(Dataset excerpt)
--------
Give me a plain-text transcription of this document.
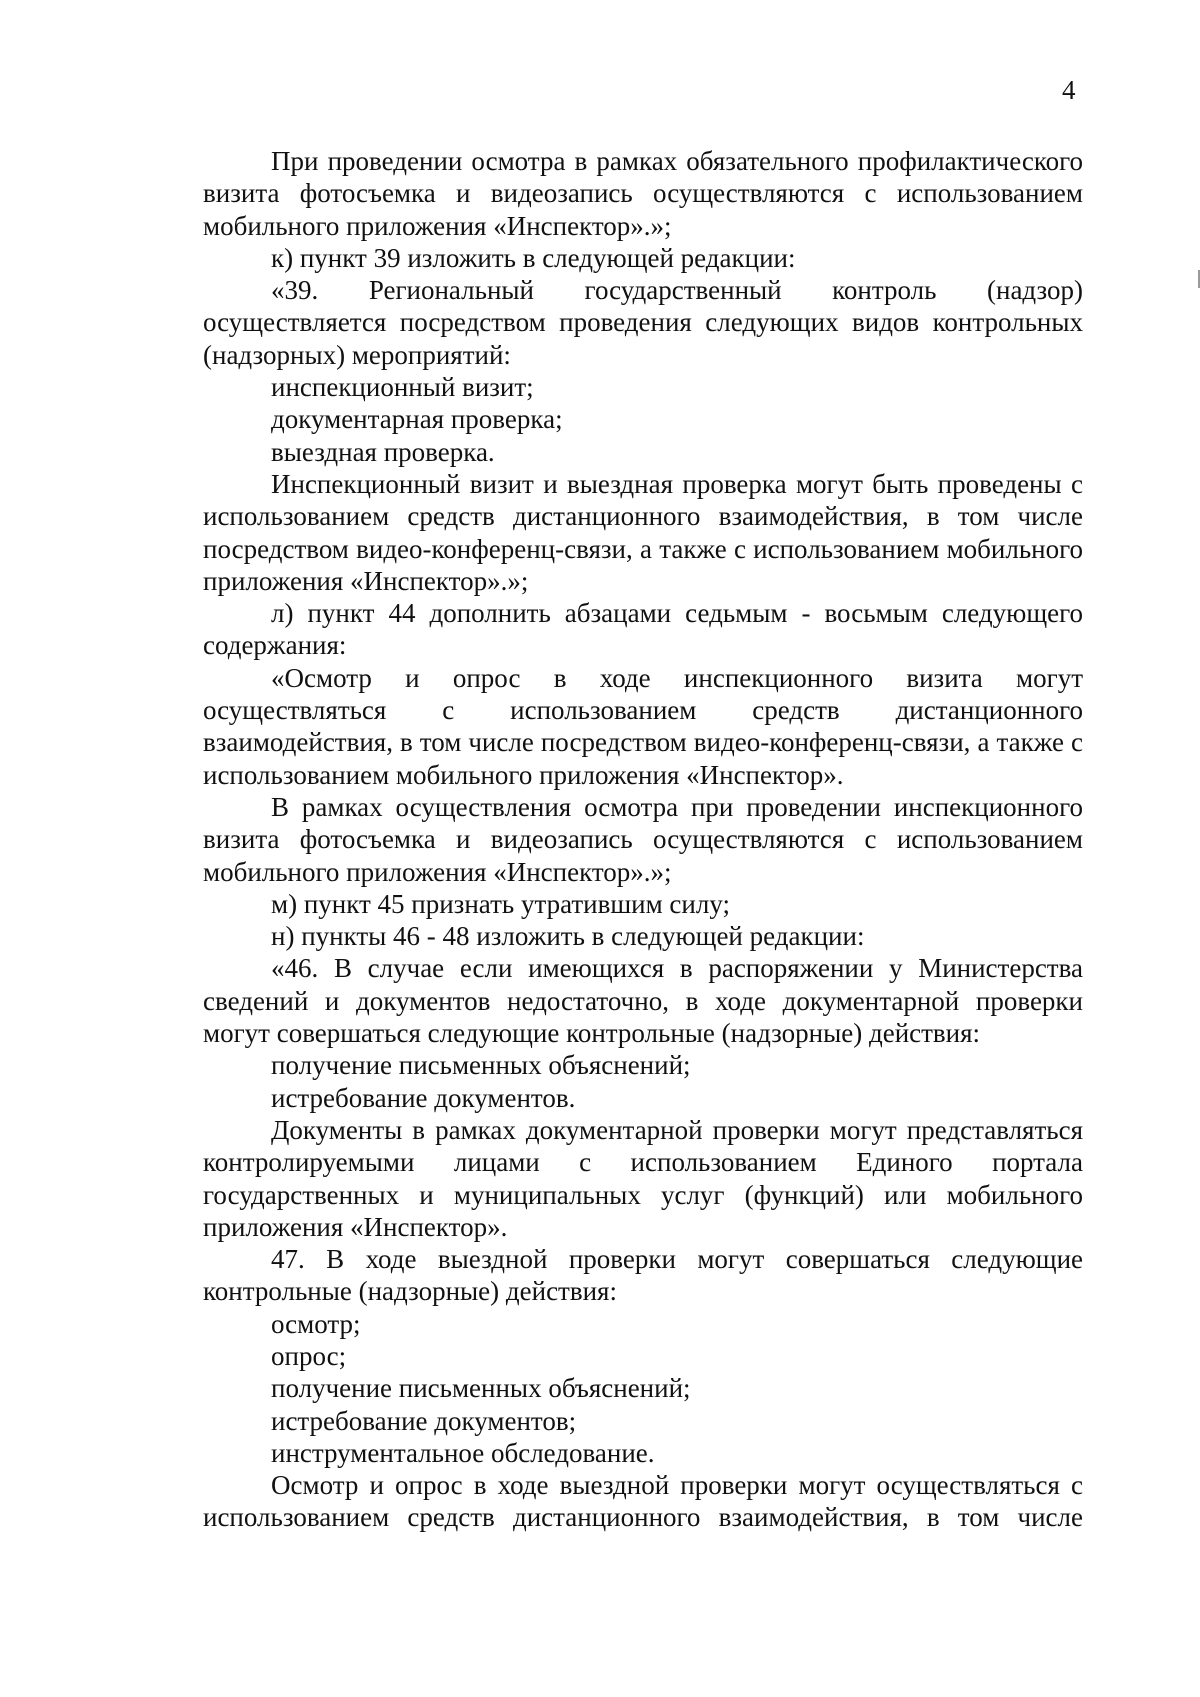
4

При проведении осмотра в рамках обязательного профилактического визита фотосъемка и видеозапись осуществляются с использованием мобильного приложения «Инспектор».»;

к) пункт 39 изложить в следующей редакции:

«39. Региональный государственный контроль (надзор) осуществляется посредством проведения следующих видов контрольных (надзорных) мероприятий:

инспекционный визит;

документарная проверка;

выездная проверка.

Инспекционный визит и выездная проверка могут быть проведены с использованием средств дистанционного взаимодействия, в том числе посредством видео-конференц-связи, а также с использованием мобильного приложения «Инспектор».»;

л) пункт 44 дополнить абзацами седьмым - восьмым следующего содержания:

«Осмотр и опрос в ходе инспекционного визита могут осуществляться с использованием средств дистанционного взаимодействия, в том числе посредством видео-конференц-связи, а также с использованием мобильного приложения «Инспектор».

В рамках осуществления осмотра при проведении инспекционного визита фотосъемка и видеозапись осуществляются с использованием мобильного приложения «Инспектор».»;

м) пункт 45 признать утратившим силу;

н) пункты 46 - 48 изложить в следующей редакции:

«46. В случае если имеющихся в распоряжении у Министерства сведений и документов недостаточно, в ходе документарной проверки могут совершаться следующие контрольные (надзорные) действия:

получение письменных объяснений;

истребование документов.

Документы в рамках документарной проверки могут представляться контролируемыми лицами с использованием Единого портала государственных и муниципальных услуг (функций) или мобильного приложения «Инспектор».

47. В ходе выездной проверки могут совершаться следующие контрольные (надзорные) действия:

осмотр;

опрос;

получение письменных объяснений;

истребование документов;

инструментальное обследование.

Осмотр и опрос в ходе выездной проверки могут осуществляться с использованием средств дистанционного взаимодействия, в том числе
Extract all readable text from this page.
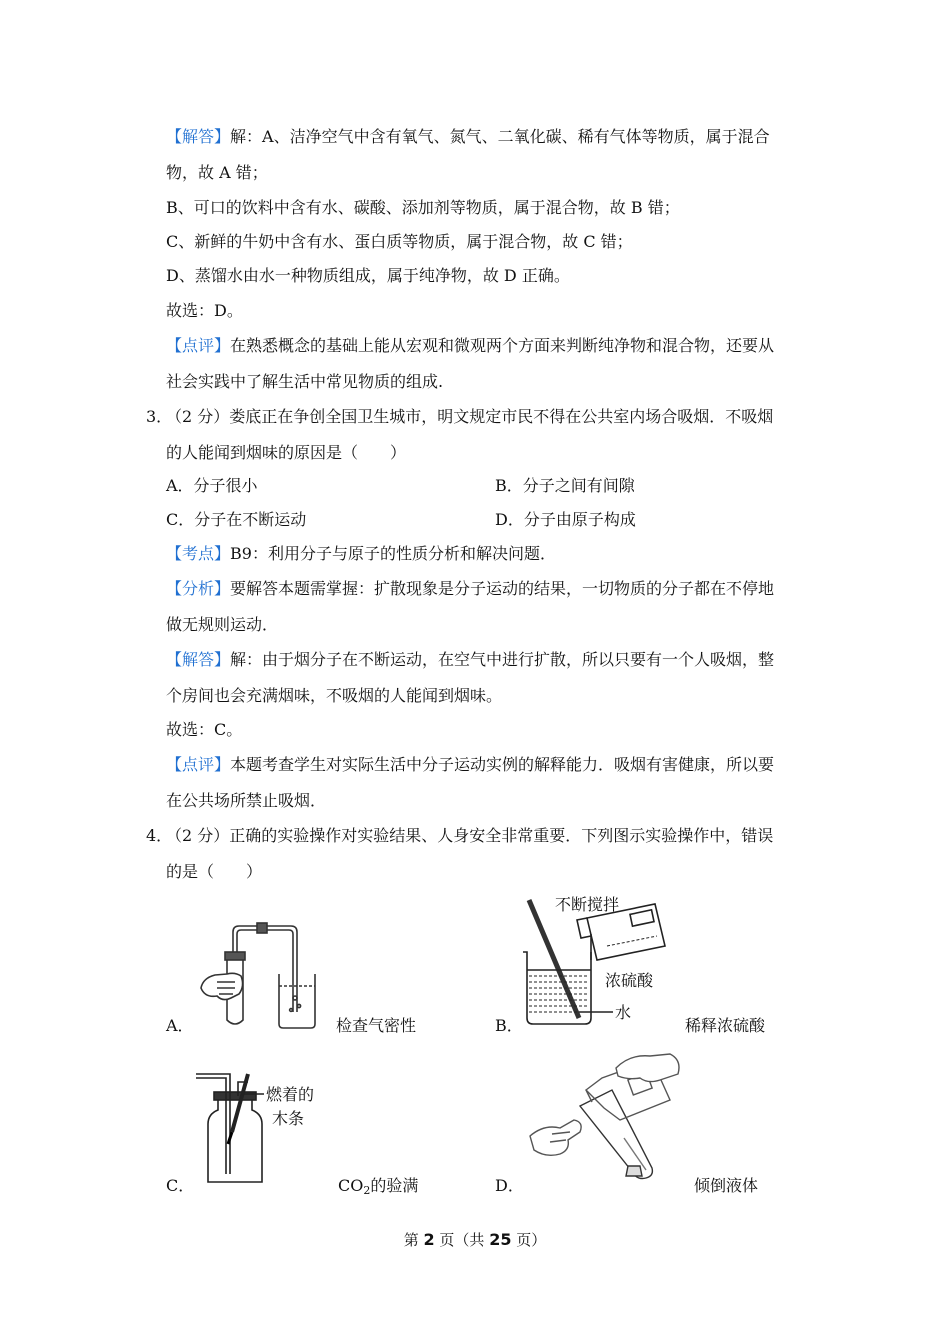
【解答】解：A、洁净空气中含有氧气、氮气、二氧化碳、稀有气体等物质，属于混合
物，故 A 错；
B、可口的饮料中含有水、碳酸、添加剂等物质，属于混合物，故 B 错；
C、新鲜的牛奶中含有水、蛋白质等物质，属于混合物，故 C 错；
D、蒸馏水由水一种物质组成，属于纯净物，故 D 正确。
故选：D。
【点评】在熟悉概念的基础上能从宏观和微观两个方面来判断纯净物和混合物，还要从
社会实践中了解生活中常见物质的组成.
3．
（2 分）娄底正在争创全国卫生城市，明文规定市民不得在公共室内场合吸烟．不吸烟
的人能闻到烟味的原因是（　　）
A．分子很小	B．分子之间有间隙
C．分子在不断运动	D．分子由原子构成
【考点】B9：利用分子与原子的性质分析和解决问题．
【分析】要解答本题需掌握：扩散现象是分子运动的结果，一切物质的分子都在不停地
做无规则运动．
【解答】解：由于烟分子在不断运动，在空气中进行扩散，所以只要有一个人吸烟，整
个房间也会充满烟味，不吸烟的人能闻到烟味。
故选：C。
【点评】本题考查学生对实际生活中分子运动实例的解释能力．吸烟有害健康，所以要
在公共场所禁止吸烟．
4．
（2 分）正确的实验操作对实验结果、人身安全非常重要．下列图示实验操作中，错误
的是（　　）
A．	检查气密性
不断搅拌
浓硫酸
水
B．	稀释浓硫酸
燃着的
木条
C．	$CO_2$的验满	D．	倾倒液体
第 2 页（共 25 页）
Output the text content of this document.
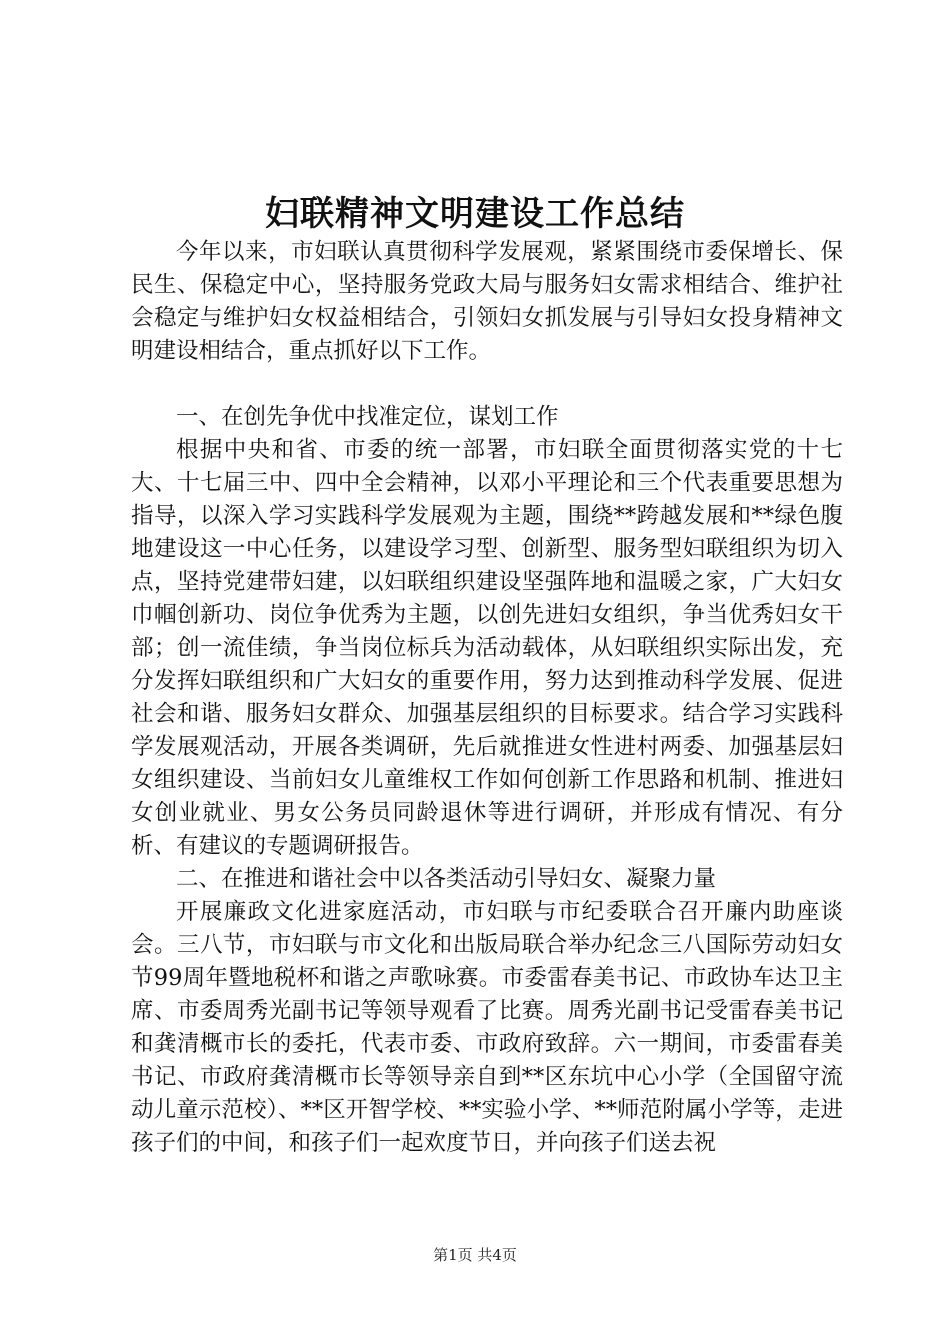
妇联精神文明建设工作总结

今年以来，市妇联认真贯彻科学发展观，紧紧围绕市委保增长、保民生、保稳定中心，坚持服务党政大局与服务妇女需求相结合、维护社会稳定与维护妇女权益相结合，引领妇女抓发展与引导妇女投身精神文明建设相结合，重点抓好以下工作。

一、在创先争优中找准定位，谋划工作

根据中央和省、市委的统一部署，市妇联全面贯彻落实党的十七大、十七届三中、四中全会精神，以邓小平理论和三个代表重要思想为指导，以深入学习实践科学发展观为主题，围绕**跨越发展和**绿色腹地建设这一中心任务，以建设学习型、创新型、服务型妇联组织为切入点，坚持党建带妇建，以妇联组织建设坚强阵地和温暖之家，广大妇女巾帼创新功、岗位争优秀为主题，以创先进妇女组织，争当优秀妇女干部；创一流佳绩，争当岗位标兵为活动载体，从妇联组织实际出发，充分发挥妇联组织和广大妇女的重要作用，努力达到推动科学发展、促进社会和谐、服务妇女群众、加强基层组织的目标要求。结合学习实践科学发展观活动，开展各类调研，先后就推进女性进村两委、加强基层妇女组织建设、当前妇女儿童维权工作如何创新工作思路和机制、推进妇女创业就业、男女公务员同龄退休等进行调研，并形成有情况、有分析、有建议的专题调研报告。

二、在推进和谐社会中以各类活动引导妇女、凝聚力量

开展廉政文化进家庭活动，市妇联与市纪委联合召开廉内助座谈会。三八节，市妇联与市文化和出版局联合举办纪念三八国际劳动妇女节99周年暨地税杯和谐之声歌咏赛。市委雷春美书记、市政协车达卫主席、市委周秀光副书记等领导观看了比赛。周秀光副书记受雷春美书记和龚清概市长的委托，代表市委、市政府致辞。六一期间，市委雷春美书记、市政府龚清概市长等领导亲自到**区东坑中心小学（全国留守流动儿童示范校）、**区开智学校、**实验小学、**师范附属小学等，走进孩子们的中间，和孩子们一起欢度节日，并向孩子们送去祝

第1页 共4页
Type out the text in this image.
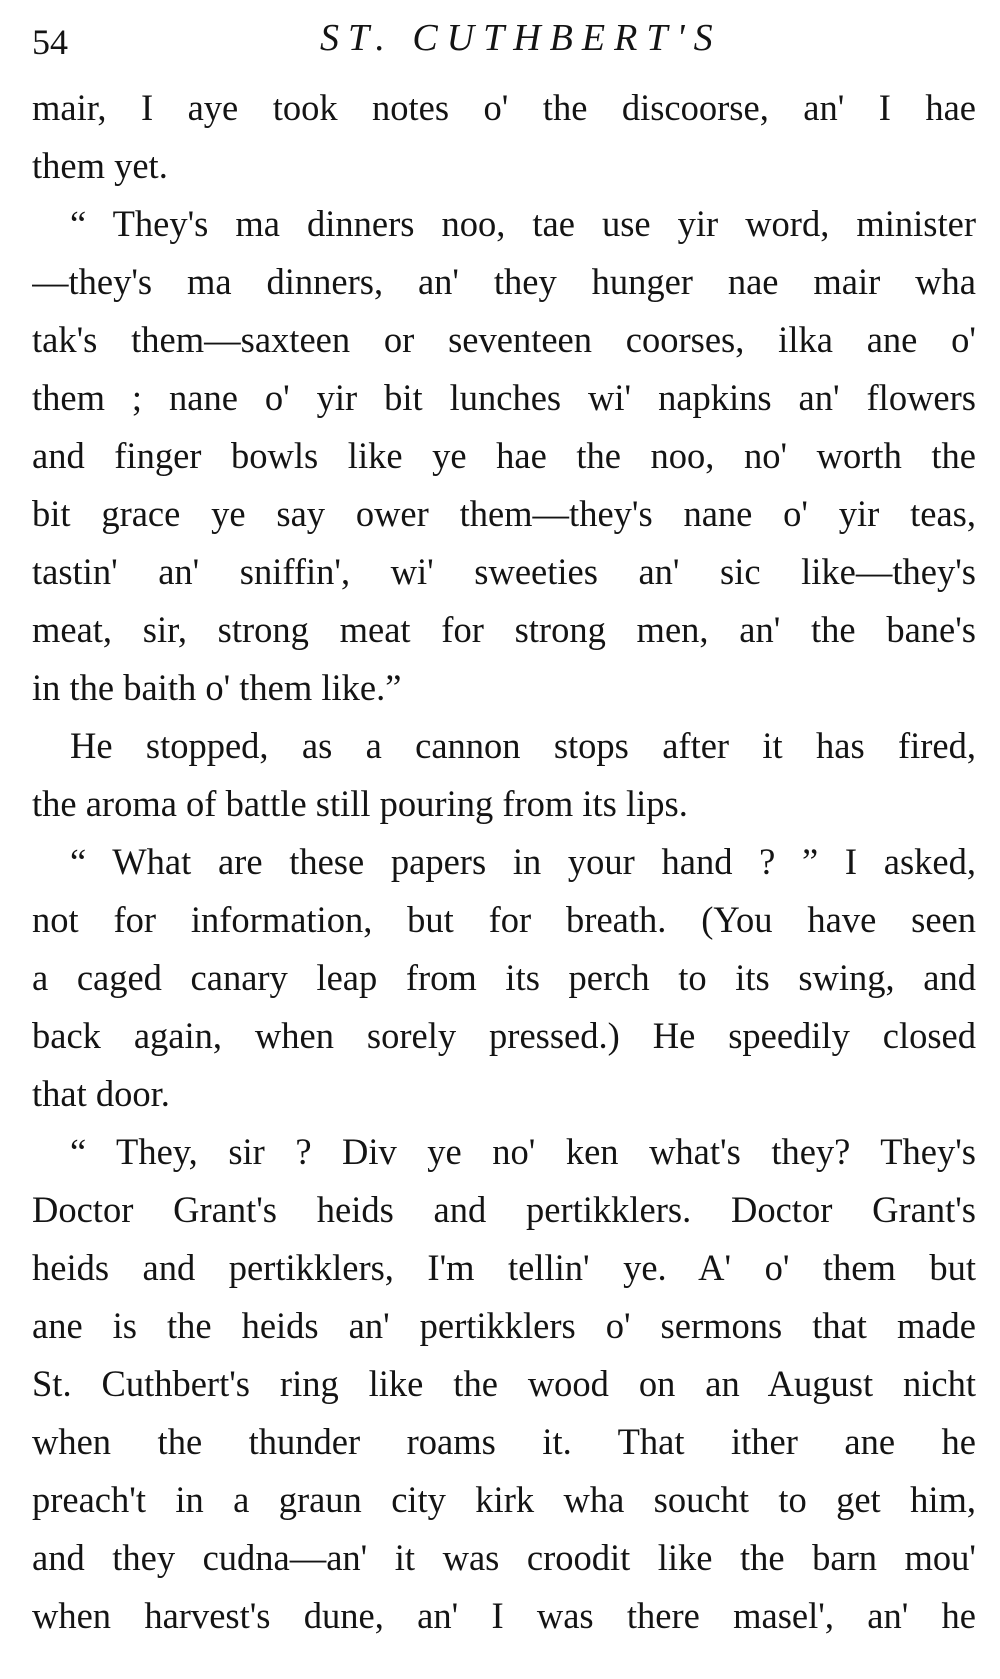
54	ST. CUTHBERT'S
mair, I aye took notes o' the discoorse, an' I hae
them yet.
“ They's ma dinners noo, tae use yir word, minister
—they's ma dinners, an' they hunger nae mair wha
tak's them—saxteen or seventeen coorses, ilka ane o'
them ; nane o' yir bit lunches wi' napkins an' flowers
and finger bowls like ye hae the noo, no' worth the
bit grace ye say ower them—they's nane o' yir teas,
tastin' an' sniffin', wi' sweeties an' sic like—they's
meat, sir, strong meat for strong men, an' the bane's
in the baith o' them like.”
He stopped, as a cannon stops after it has fired,
the aroma of battle still pouring from its lips.
“ What are these papers in your hand ? ” I asked,
not for information, but for breath. (You have seen
a caged canary leap from its perch to its swing, and
back again, when sorely pressed.) He speedily closed
that door.
“ They, sir ? Div ye no' ken what's they? They's
Doctor Grant's heids and pertikklers. Doctor Grant's
heids and pertikklers, I'm tellin' ye. A' o' them but
ane is the heids an' pertikklers o' sermons that made
St. Cuthbert's ring like the wood on an August nicht
when the thunder roams it. That ither ane he
preach't in a graun city kirk wha soucht to get him,
and they cudna—an' it was croodit like the barn mou'
when harvest's dune, an' I was there masel', an' he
--------
**What is needed**
Skip the pictures, then retype every line above exactly.

**The completed task**
Give me a plain-text transcription of this document.
4

При проведении осмотра в рамках обязательного профилактического визита фотосъемка и видеозапись осуществляются с использованием мобильного приложения «Инспектор».»;

к) пункт 39 изложить в следующей редакции:

«39. Региональный государственный контроль (надзор) осуществляется посредством проведения следующих видов контрольных (надзорных) мероприятий:

инспекционный визит;

документарная проверка;

выездная проверка.

Инспекционный визит и выездная проверка могут быть проведены с использованием средств дистанционного взаимодействия, в том числе посредством видео-конференц-связи, а также с использованием мобильного приложения «Инспектор».»;

л) пункт 44 дополнить абзацами седьмым - восьмым следующего содержания:

«Осмотр и опрос в ходе инспекционного визита могут осуществляться с использованием средств дистанционного взаимодействия, в том числе посредством видео-конференц-связи, а также с использованием мобильного приложения «Инспектор».

В рамках осуществления осмотра при проведении инспекционного визита фотосъемка и видеозапись осуществляются с использованием мобильного приложения «Инспектор».»;

м) пункт 45 признать утратившим силу;

н) пункты 46 - 48 изложить в следующей редакции:

«46. В случае если имеющихся в распоряжении у Министерства сведений и документов недостаточно, в ходе документарной проверки могут совершаться следующие контрольные (надзорные) действия:

получение письменных объяснений;

истребование документов.

Документы в рамках документарной проверки могут представляться контролируемыми лицами с использованием Единого портала государственных и муниципальных услуг (функций) или мобильного приложения «Инспектор».

47. В ходе выездной проверки могут совершаться следующие контрольные (надзорные) действия:

осмотр;

опрос;

получение письменных объяснений;

истребование документов;

инструментальное обследование.

Осмотр и опрос в ходе выездной проверки могут осуществляться с использованием средств дистанционного взаимодействия, в том числе
Extract all readable text from this page.
【解答】解：A、洁净空气中含有氧气、氮气、二氧化碳、稀有气体等物质，属于混合
物，故 A 错；
B、可口的饮料中含有水、碳酸、添加剂等物质，属于混合物，故 B 错；
C、新鲜的牛奶中含有水、蛋白质等物质，属于混合物，故 C 错；
D、蒸馏水由水一种物质组成，属于纯净物，故 D 正确。
故选：D。
【点评】在熟悉概念的基础上能从宏观和微观两个方面来判断纯净物和混合物，还要从
社会实践中了解生活中常见物质的组成.
3．
（2 分）娄底正在争创全国卫生城市，明文规定市民不得在公共室内场合吸烟．不吸烟
的人能闻到烟味的原因是（　　）
A．分子很小	B．分子之间有间隙
C．分子在不断运动	D．分子由原子构成
【考点】B9：利用分子与原子的性质分析和解决问题．
【分析】要解答本题需掌握：扩散现象是分子运动的结果，一切物质的分子都在不停地
做无规则运动．
【解答】解：由于烟分子在不断运动，在空气中进行扩散，所以只要有一个人吸烟，整
个房间也会充满烟味，不吸烟的人能闻到烟味。
故选：C。
【点评】本题考查学生对实际生活中分子运动实例的解释能力．吸烟有害健康，所以要
在公共场所禁止吸烟．
4．
（2 分）正确的实验操作对实验结果、人身安全非常重要．下列图示实验操作中，错误
的是（　　）
A．	检查气密性
不断搅拌
浓硫酸
水
B．	稀释浓硫酸
燃着的
木条
C．	$CO_2$的验满	D．	倾倒液体
第 2 页（共 25 页）
Output the text content of this document.
妇联精神文明建设工作总结

今年以来，市妇联认真贯彻科学发展观，紧紧围绕市委保增长、保民生、保稳定中心，坚持服务党政大局与服务妇女需求相结合、维护社会稳定与维护妇女权益相结合，引领妇女抓发展与引导妇女投身精神文明建设相结合，重点抓好以下工作。

一、在创先争优中找准定位，谋划工作

根据中央和省、市委的统一部署，市妇联全面贯彻落实党的十七大、十七届三中、四中全会精神，以邓小平理论和三个代表重要思想为指导，以深入学习实践科学发展观为主题，围绕**跨越发展和**绿色腹地建设这一中心任务，以建设学习型、创新型、服务型妇联组织为切入点，坚持党建带妇建，以妇联组织建设坚强阵地和温暖之家，广大妇女巾帼创新功、岗位争优秀为主题，以创先进妇女组织，争当优秀妇女干部；创一流佳绩，争当岗位标兵为活动载体，从妇联组织实际出发，充分发挥妇联组织和广大妇女的重要作用，努力达到推动科学发展、促进社会和谐、服务妇女群众、加强基层组织的目标要求。结合学习实践科学发展观活动，开展各类调研，先后就推进女性进村两委、加强基层妇女组织建设、当前妇女儿童维权工作如何创新工作思路和机制、推进妇女创业就业、男女公务员同龄退休等进行调研，并形成有情况、有分析、有建议的专题调研报告。

二、在推进和谐社会中以各类活动引导妇女、凝聚力量

开展廉政文化进家庭活动，市妇联与市纪委联合召开廉内助座谈会。三八节，市妇联与市文化和出版局联合举办纪念三八国际劳动妇女节99周年暨地税杯和谐之声歌咏赛。市委雷春美书记、市政协车达卫主席、市委周秀光副书记等领导观看了比赛。周秀光副书记受雷春美书记和龚清概市长的委托，代表市委、市政府致辞。六一期间，市委雷春美书记、市政府龚清概市长等领导亲自到**区东坑中心小学（全国留守流动儿童示范校）、**区开智学校、**实验小学、**师范附属小学等，走进孩子们的中间，和孩子们一起欢度节日，并向孩子们送去祝

第1页 共4页
Type out the text in this image.
54	ST. CUTHBERT'S
mair, I aye took notes o' the discoorse, an' I hae
them yet.
“ They's ma dinners noo, tae use yir word, minister
—they's ma dinners, an' they hunger nae mair wha
tak's them—saxteen or seventeen coorses, ilka ane o'
them ; nane o' yir bit lunches wi' napkins an' flowers
and finger bowls like ye hae the noo, no' worth the
bit grace ye say ower them—they's nane o' yir teas,
tastin' an' sniffin', wi' sweeties an' sic like—they's
meat, sir, strong meat for strong men, an' the bane's
in the baith o' them like.”
He stopped, as a cannon stops after it has fired,
the aroma of battle still pouring from its lips.
“ What are these papers in your hand ? ” I asked,
not for information, but for breath. (You have seen
a caged canary leap from its perch to its swing, and
back again, when sorely pressed.) He speedily closed
that door.
“ They, sir ? Div ye no' ken what's they? They's
Doctor Grant's heids and pertikklers. Doctor Grant's
heids and pertikklers, I'm tellin' ye. A' o' them but
ane is the heids an' pertikklers o' sermons that made
St. Cuthbert's ring like the wood on an August nicht
when the thunder roams it. That ither ane he
preach't in a graun city kirk wha soucht to get him,
and they cudna—an' it was croodit like the barn mou'
when harvest's dune, an' I was there masel', an' he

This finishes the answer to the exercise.